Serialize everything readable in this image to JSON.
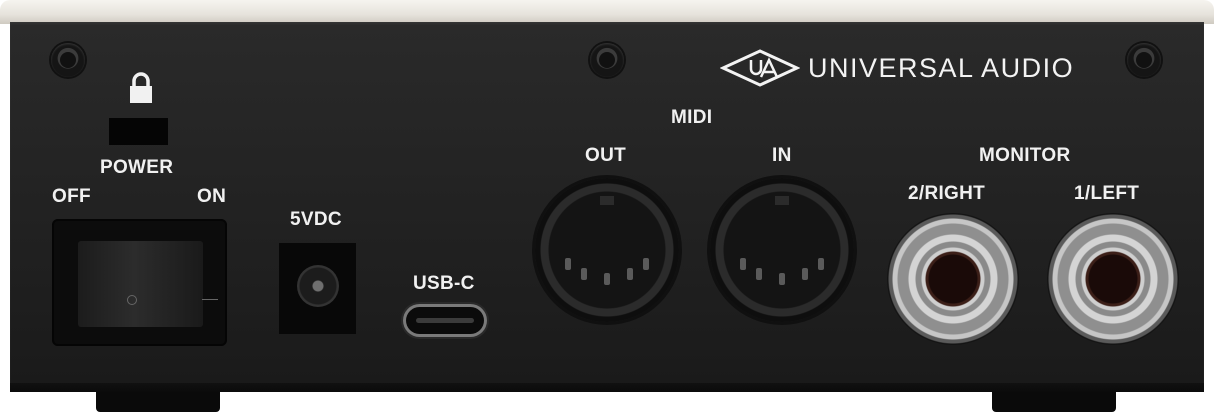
{
  "brand": {
    "name": "UNIVERSAL AUDIO",
    "logo_icon": "ua-diamond-logo"
  },
  "power": {
    "title": "POWER",
    "off_label": "OFF",
    "on_label": "ON",
    "lock_icon": "lock-icon"
  },
  "dc_input": {
    "label": "5VDC"
  },
  "usb": {
    "label": "USB-C"
  },
  "midi": {
    "title": "MIDI",
    "out_label": "OUT",
    "in_label": "IN"
  },
  "monitor": {
    "title": "MONITOR",
    "right_label": "2/RIGHT",
    "left_label": "1/LEFT"
  },
  "colors": {
    "panel": "#222222",
    "label": "#f1f1f1",
    "trim": "#ece9e3"
  }
}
************
PROBLEM TO SOLVE - Omit pictures; set down the rest of the material word for word.

ANSWER TO THE TASK -
Serialize everything readable in this image to JSON.
{
  "brand": {
    "name": "UNIVERSAL AUDIO",
    "logo_icon": "ua-diamond-logo"
  },
  "power": {
    "title": "POWER",
    "off_label": "OFF",
    "on_label": "ON",
    "lock_icon": "lock-icon"
  },
  "dc_input": {
    "label": "5VDC"
  },
  "usb": {
    "label": "USB-C"
  },
  "midi": {
    "title": "MIDI",
    "out_label": "OUT",
    "in_label": "IN"
  },
  "monitor": {
    "title": "MONITOR",
    "right_label": "2/RIGHT",
    "left_label": "1/LEFT"
  },
  "colors": {
    "panel": "#222222",
    "label": "#f1f1f1",
    "trim": "#ece9e3"
  }
}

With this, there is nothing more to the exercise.